## [Written exercise]
Transcribe the records exactly. Pictures do not belong in the transcription.
## BEGIN
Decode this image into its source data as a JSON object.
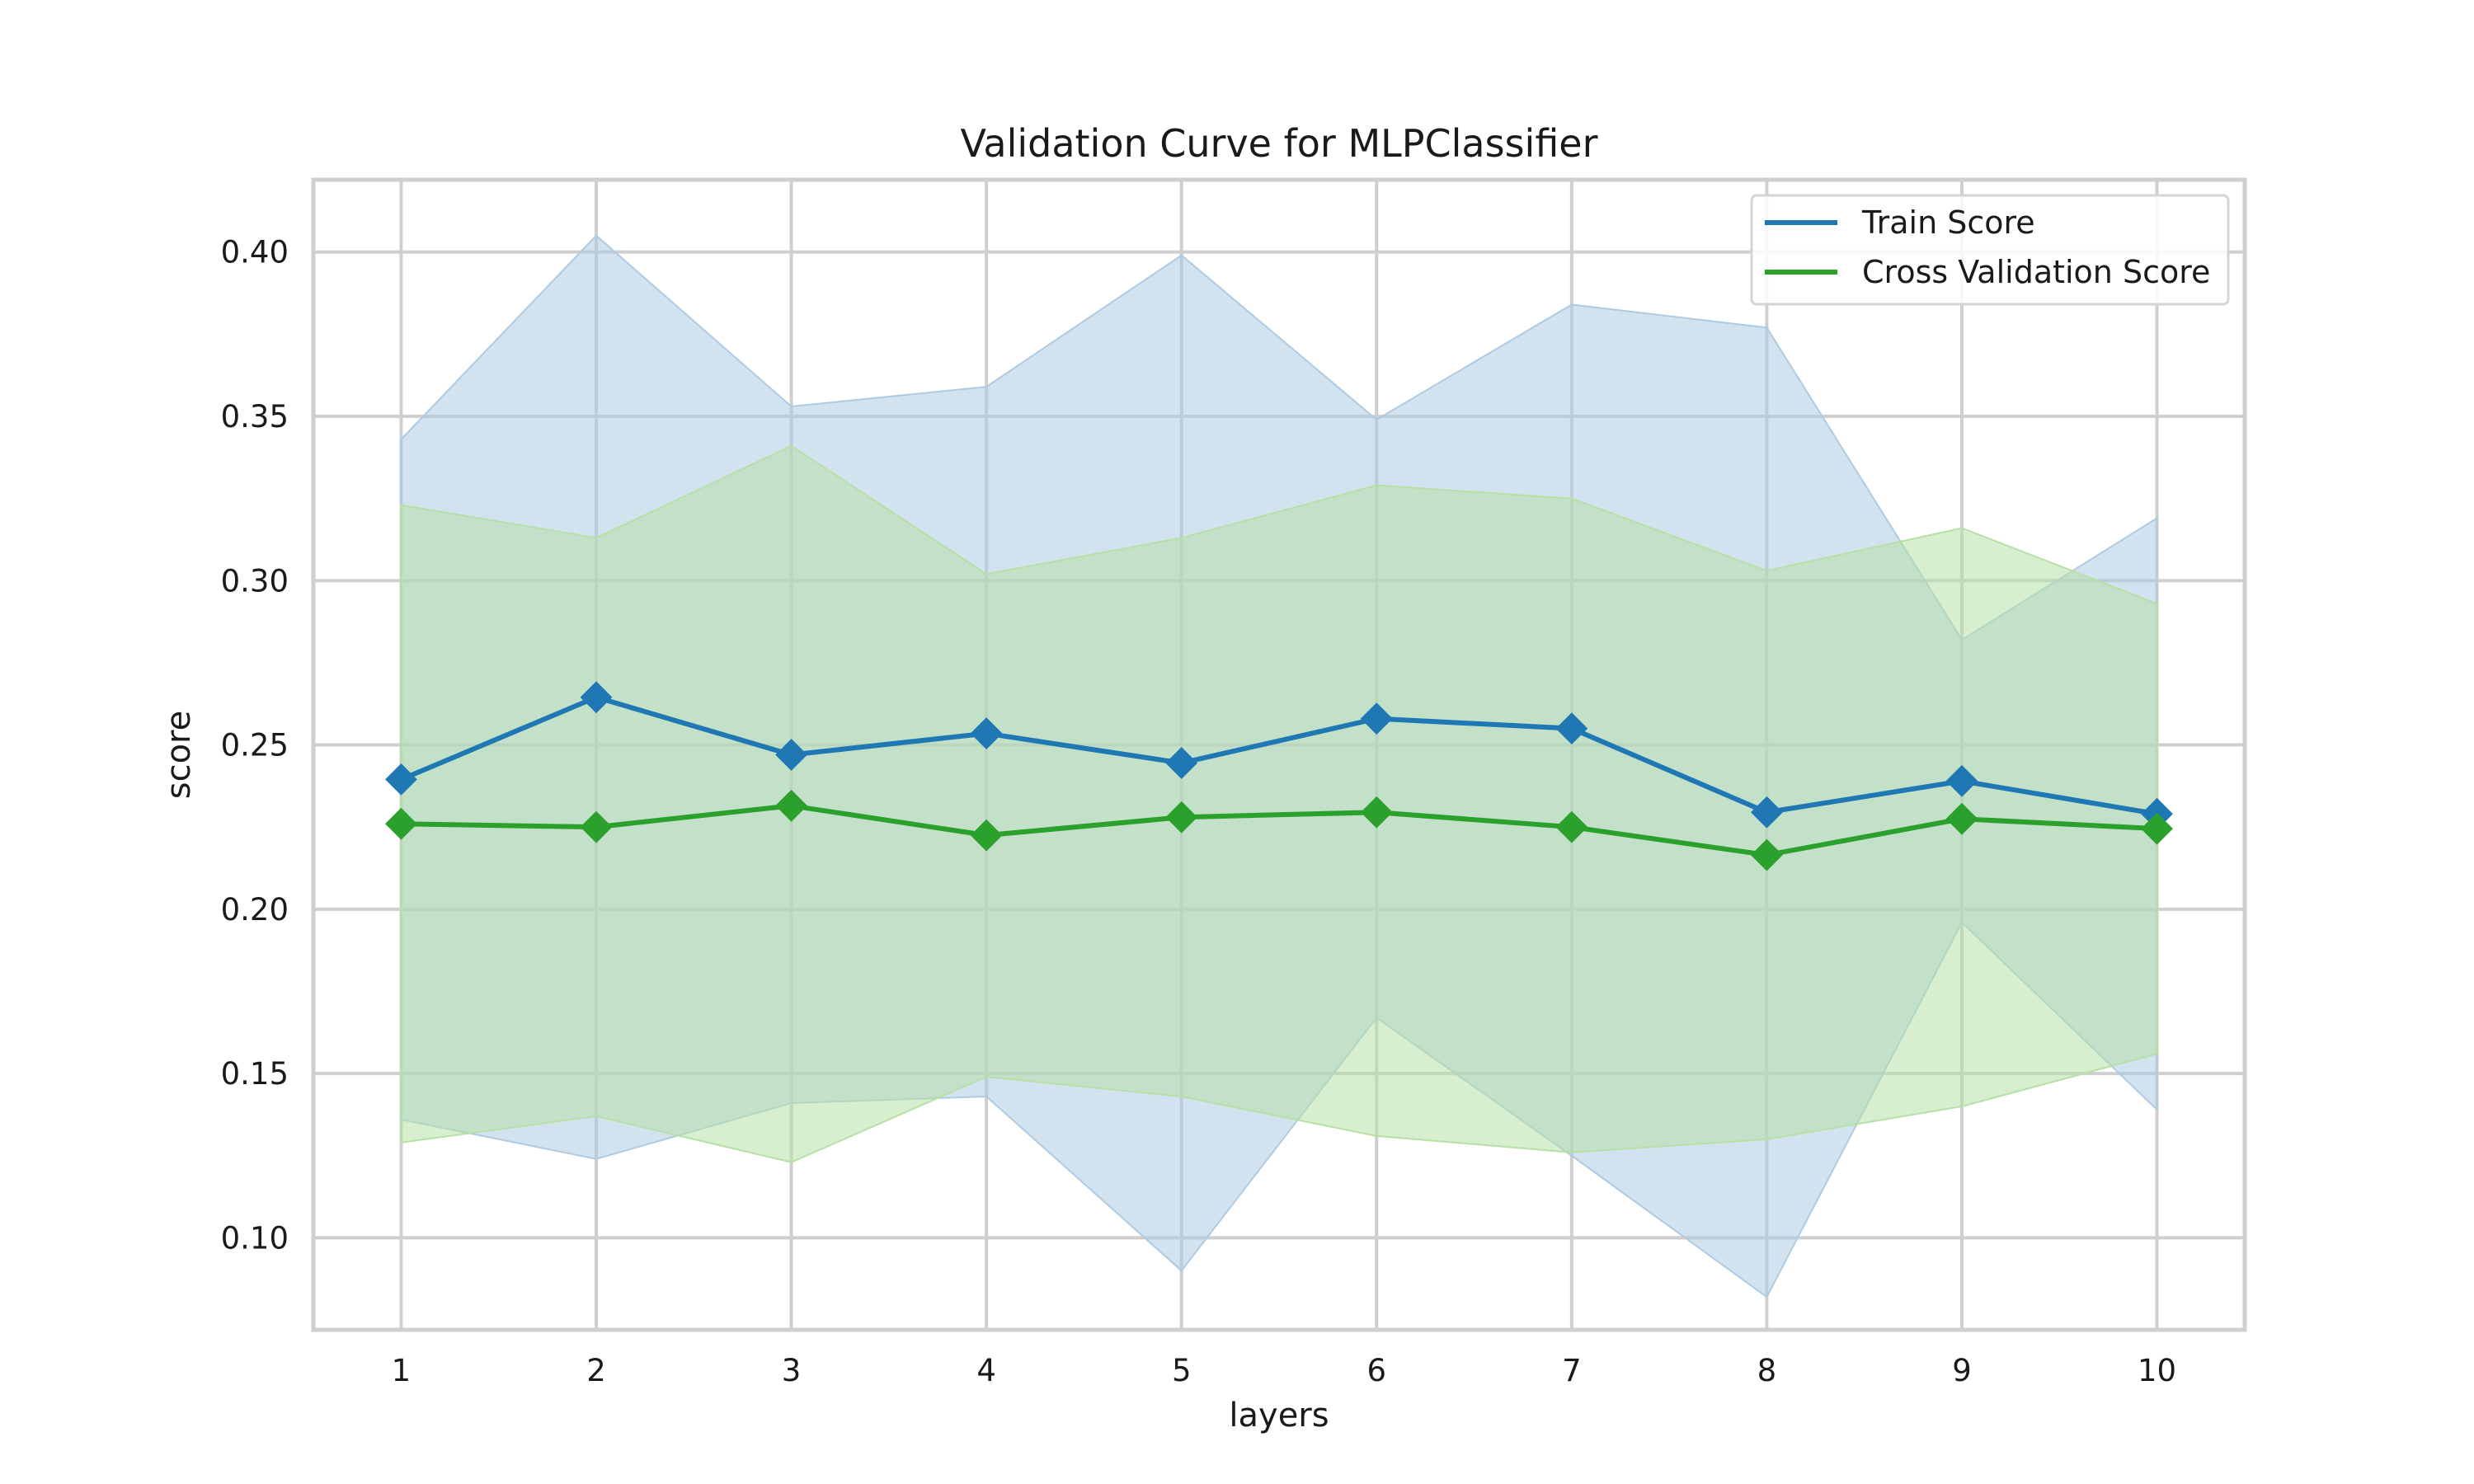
{
  "chart_data": {
    "type": "line",
    "title": "Validation Curve for MLPClassifier",
    "xlabel": "layers",
    "ylabel": "score",
    "x": [
      1,
      2,
      3,
      4,
      5,
      6,
      7,
      8,
      9,
      10
    ],
    "x_ticks": [
      "1",
      "2",
      "3",
      "4",
      "5",
      "6",
      "7",
      "8",
      "9",
      "10"
    ],
    "xlim": [
      0.55,
      10.45
    ],
    "ylim": [
      0.072,
      0.422
    ],
    "y_ticks": [
      0.1,
      0.15,
      0.2,
      0.25,
      0.3,
      0.35,
      0.4
    ],
    "y_tick_labels": [
      "0.10",
      "0.15",
      "0.20",
      "0.25",
      "0.30",
      "0.35",
      "0.40"
    ],
    "grid": true,
    "legend_position": "top-right",
    "series": [
      {
        "name": "Train Score",
        "color": "#1f77b4",
        "band_color": "#aecbe2",
        "marker": "diamond",
        "values": [
          0.2395,
          0.2645,
          0.247,
          0.2535,
          0.2445,
          0.258,
          0.255,
          0.2295,
          0.239,
          0.229
        ],
        "upper": [
          0.343,
          0.405,
          0.353,
          0.359,
          0.399,
          0.349,
          0.384,
          0.377,
          0.282,
          0.319
        ],
        "lower": [
          0.136,
          0.124,
          0.141,
          0.143,
          0.09,
          0.167,
          0.125,
          0.082,
          0.196,
          0.139
        ]
      },
      {
        "name": "Cross Validation Score",
        "color": "#2ca02c",
        "band_color": "#b7e0a7",
        "marker": "diamond",
        "values": [
          0.226,
          0.225,
          0.2315,
          0.2225,
          0.228,
          0.2295,
          0.225,
          0.2165,
          0.2275,
          0.2245
        ],
        "upper": [
          0.323,
          0.313,
          0.341,
          0.302,
          0.313,
          0.329,
          0.325,
          0.303,
          0.316,
          0.293
        ],
        "lower": [
          0.129,
          0.137,
          0.123,
          0.149,
          0.143,
          0.131,
          0.126,
          0.13,
          0.14,
          0.156
        ]
      }
    ]
  }
}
## END
## [Exercise answer]
Decode this image into its source data as a JSON object.
{
  "chart_data": {
    "type": "line",
    "title": "Validation Curve for MLPClassifier",
    "xlabel": "layers",
    "ylabel": "score",
    "x": [
      1,
      2,
      3,
      4,
      5,
      6,
      7,
      8,
      9,
      10
    ],
    "x_ticks": [
      "1",
      "2",
      "3",
      "4",
      "5",
      "6",
      "7",
      "8",
      "9",
      "10"
    ],
    "xlim": [
      0.55,
      10.45
    ],
    "ylim": [
      0.072,
      0.422
    ],
    "y_ticks": [
      0.1,
      0.15,
      0.2,
      0.25,
      0.3,
      0.35,
      0.4
    ],
    "y_tick_labels": [
      "0.10",
      "0.15",
      "0.20",
      "0.25",
      "0.30",
      "0.35",
      "0.40"
    ],
    "grid": true,
    "legend_position": "top-right",
    "series": [
      {
        "name": "Train Score",
        "color": "#1f77b4",
        "band_color": "#aecbe2",
        "marker": "diamond",
        "values": [
          0.2395,
          0.2645,
          0.247,
          0.2535,
          0.2445,
          0.258,
          0.255,
          0.2295,
          0.239,
          0.229
        ],
        "upper": [
          0.343,
          0.405,
          0.353,
          0.359,
          0.399,
          0.349,
          0.384,
          0.377,
          0.282,
          0.319
        ],
        "lower": [
          0.136,
          0.124,
          0.141,
          0.143,
          0.09,
          0.167,
          0.125,
          0.082,
          0.196,
          0.139
        ]
      },
      {
        "name": "Cross Validation Score",
        "color": "#2ca02c",
        "band_color": "#b7e0a7",
        "marker": "diamond",
        "values": [
          0.226,
          0.225,
          0.2315,
          0.2225,
          0.228,
          0.2295,
          0.225,
          0.2165,
          0.2275,
          0.2245
        ],
        "upper": [
          0.323,
          0.313,
          0.341,
          0.302,
          0.313,
          0.329,
          0.325,
          0.303,
          0.316,
          0.293
        ],
        "lower": [
          0.129,
          0.137,
          0.123,
          0.149,
          0.143,
          0.131,
          0.126,
          0.13,
          0.14,
          0.156
        ]
      }
    ]
  }
}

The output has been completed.